> **Exercise passage**
++++++++++++++++++++
Monday 14 December 2020

Speed up Azure policy compliance scan

One of the painful things when I first started to use Azure policy to conduct audits was that it could take up to 24 hours before it would do it first initial scan. If I was to make changes it could take up to 24 hours before the policy would run again. Going backwards and forwards like this means usually it could take up to a week before the policy I am writing could be completed. There were ways to speed it up by either: issuing API calls to force a rescan but it was something that I couldn't quite grasp at the time or you could delete the policy and recreate it which would trigger a initial scan which nowdays should run within a few hours.

Moving forward now, there is a powershell cmdlet to help speed up the policy rescan which can be targeted at specific resource group or a complete subscription. At present there doesn't seem to be a way with powershell to trigger a specific policy rescan.

Here is how you do it

As this cmdlet is based on the new Az modules I tend to just use the cloud shell which you can launch once you have logged in to the azure portal (https://portal.azure.com)

If you have access to multiple subscriptions then the first cmdlet to run is Set-AzContext -Subscription "Replace_With_Subscription_Name" so that we are working within the correct subscription context

For me I always attach a policy to a resource group first and tend to test the policy against resources within a resource group. The cmdlet to use is Start-AzPolicyComplianceScan which will do a full scan across the subscription that is in context. To do a scan for a specfic resource group you would use Start-AzPolicyComplianceScan -ResourceGroupName "Replace_With_Resource_Group_Name". Below I have start the scan as a Job where we wait for the job to complete. The command used is $job = Start-AzPolicyComplianceScan -AsJob.
As I said before we are running this as a job which means if you was to chain more powershell commands then they would not run until this job is completed, To see if the job is completed or not then we issue $job to see the status. Once you see the status as per below then it means the scan has completed.
Now go into the Azure portal and go to policy > compliance section and select your subscription. Look for the compliance of your policy and see if it has changed. If it has not changed the click on refresh a few times and hopefully you will see your changes.

I have found this cmdlet really useful as it helps me see my changes to the policy definition quicker and I can edit and amend changes faster.
++++++++++++++++++++
Bounding box prediction data:

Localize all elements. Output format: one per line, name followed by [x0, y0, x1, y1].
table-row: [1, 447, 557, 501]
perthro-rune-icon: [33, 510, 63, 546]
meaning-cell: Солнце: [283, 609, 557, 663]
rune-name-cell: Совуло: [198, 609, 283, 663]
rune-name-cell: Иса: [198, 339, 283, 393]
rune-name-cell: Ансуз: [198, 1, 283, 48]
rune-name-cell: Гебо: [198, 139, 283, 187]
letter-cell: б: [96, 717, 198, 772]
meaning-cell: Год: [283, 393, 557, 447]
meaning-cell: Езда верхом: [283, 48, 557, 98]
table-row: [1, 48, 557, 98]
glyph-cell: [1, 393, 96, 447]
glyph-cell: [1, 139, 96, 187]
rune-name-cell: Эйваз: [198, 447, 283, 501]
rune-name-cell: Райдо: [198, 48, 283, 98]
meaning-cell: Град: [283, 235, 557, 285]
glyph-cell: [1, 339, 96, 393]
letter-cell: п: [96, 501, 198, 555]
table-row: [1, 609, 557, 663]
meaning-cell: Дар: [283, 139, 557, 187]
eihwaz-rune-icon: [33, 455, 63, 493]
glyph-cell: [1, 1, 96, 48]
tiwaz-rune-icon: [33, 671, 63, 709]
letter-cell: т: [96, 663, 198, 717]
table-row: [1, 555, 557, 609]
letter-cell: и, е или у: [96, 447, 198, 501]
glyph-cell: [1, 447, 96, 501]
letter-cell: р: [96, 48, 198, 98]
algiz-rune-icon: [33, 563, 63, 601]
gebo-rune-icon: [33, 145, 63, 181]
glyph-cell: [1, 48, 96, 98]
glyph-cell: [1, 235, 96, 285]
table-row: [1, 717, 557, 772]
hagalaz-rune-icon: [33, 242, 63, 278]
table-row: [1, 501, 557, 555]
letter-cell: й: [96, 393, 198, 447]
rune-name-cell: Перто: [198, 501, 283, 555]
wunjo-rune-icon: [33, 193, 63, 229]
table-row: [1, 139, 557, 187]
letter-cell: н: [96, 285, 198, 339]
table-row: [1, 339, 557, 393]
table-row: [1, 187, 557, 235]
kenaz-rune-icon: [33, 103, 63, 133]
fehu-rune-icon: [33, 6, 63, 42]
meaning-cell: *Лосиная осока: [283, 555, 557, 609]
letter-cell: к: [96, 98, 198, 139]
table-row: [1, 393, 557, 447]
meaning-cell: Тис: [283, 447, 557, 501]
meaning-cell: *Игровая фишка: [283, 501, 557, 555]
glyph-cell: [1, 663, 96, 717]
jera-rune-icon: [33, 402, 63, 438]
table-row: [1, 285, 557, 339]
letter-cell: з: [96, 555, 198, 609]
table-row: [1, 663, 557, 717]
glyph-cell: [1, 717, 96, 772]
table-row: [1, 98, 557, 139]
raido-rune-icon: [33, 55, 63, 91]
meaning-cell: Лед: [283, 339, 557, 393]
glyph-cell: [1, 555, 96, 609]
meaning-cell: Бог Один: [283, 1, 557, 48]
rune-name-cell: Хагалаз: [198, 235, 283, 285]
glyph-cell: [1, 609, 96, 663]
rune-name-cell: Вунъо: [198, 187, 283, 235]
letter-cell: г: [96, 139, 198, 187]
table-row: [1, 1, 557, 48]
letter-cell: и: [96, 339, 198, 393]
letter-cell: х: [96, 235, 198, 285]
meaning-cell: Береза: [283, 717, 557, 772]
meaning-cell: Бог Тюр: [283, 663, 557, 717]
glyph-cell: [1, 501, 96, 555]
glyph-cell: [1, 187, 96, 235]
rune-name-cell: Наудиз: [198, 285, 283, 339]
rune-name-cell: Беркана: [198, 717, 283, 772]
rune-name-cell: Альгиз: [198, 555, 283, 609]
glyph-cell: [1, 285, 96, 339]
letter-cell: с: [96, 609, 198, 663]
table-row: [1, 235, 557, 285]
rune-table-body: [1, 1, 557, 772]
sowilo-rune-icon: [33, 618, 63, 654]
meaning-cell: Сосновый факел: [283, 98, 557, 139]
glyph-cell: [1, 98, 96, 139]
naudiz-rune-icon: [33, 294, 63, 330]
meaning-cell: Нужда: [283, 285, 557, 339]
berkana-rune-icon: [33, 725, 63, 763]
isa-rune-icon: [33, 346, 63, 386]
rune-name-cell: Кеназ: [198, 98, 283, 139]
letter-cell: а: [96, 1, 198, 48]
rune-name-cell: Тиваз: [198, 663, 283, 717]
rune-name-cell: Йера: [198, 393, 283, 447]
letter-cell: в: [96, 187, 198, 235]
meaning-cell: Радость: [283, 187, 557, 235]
++++++++++++++++++++
> **Work to be completed**
Retype the Azure policy compliance scan post from above in full, word for word.

> **Response**
Monday 14 December 2020

Speed up Azure policy compliance scan

One of the painful things when I first started to use Azure policy to conduct audits was that it could take up to 24 hours before it would do it first initial scan. If I was to make changes it could take up to 24 hours before the policy would run again. Going backwards and forwards like this means usually it could take up to a week before the policy I am writing could be completed. There were ways to speed it up by either: issuing API calls to force a rescan but it was something that I couldn't quite grasp at the time or you could delete the policy and recreate it which would trigger a initial scan which nowdays should run within a few hours.

Moving forward now, there is a powershell cmdlet to help speed up the policy rescan which can be targeted at specific resource group or a complete subscription. At present there doesn't seem to be a way with powershell to trigger a specific policy rescan.

Here is how you do it

As this cmdlet is based on the new Az modules I tend to just use the cloud shell which you can launch once you have logged in to the azure portal (https://portal.azure.com)

If you have access to multiple subscriptions then the first cmdlet to run is Set-AzContext -Subscription "Replace_With_Subscription_Name" so that we are working within the correct subscription context

For me I always attach a policy to a resource group first and tend to test the policy against resources within a resource group. The cmdlet to use is Start-AzPolicyComplianceScan which will do a full scan across the subscription that is in context. To do a scan for a specfic resource group you would use Start-AzPolicyComplianceScan -ResourceGroupName "Replace_With_Resource_Group_Name". Below I have start the scan as a Job where we wait for the job to complete. The command used is $job = Start-AzPolicyComplianceScan -AsJob.
As I said before we are running this as a job which means if you was to chain more powershell commands then they would not run until this job is completed, To see if the job is completed or not then we issue $job to see the status. Once you see the status as per below then it means the scan has completed.
Now go into the Azure portal and go to policy > compliance section and select your subscription. Look for the compliance of your policy and see if it has changed. If it has not changed the click on refresh a few times and hopefully you will see your changes.

I have found this cmdlet really useful as it helps me see my changes to the policy definition quicker and I can edit and amend changes faster.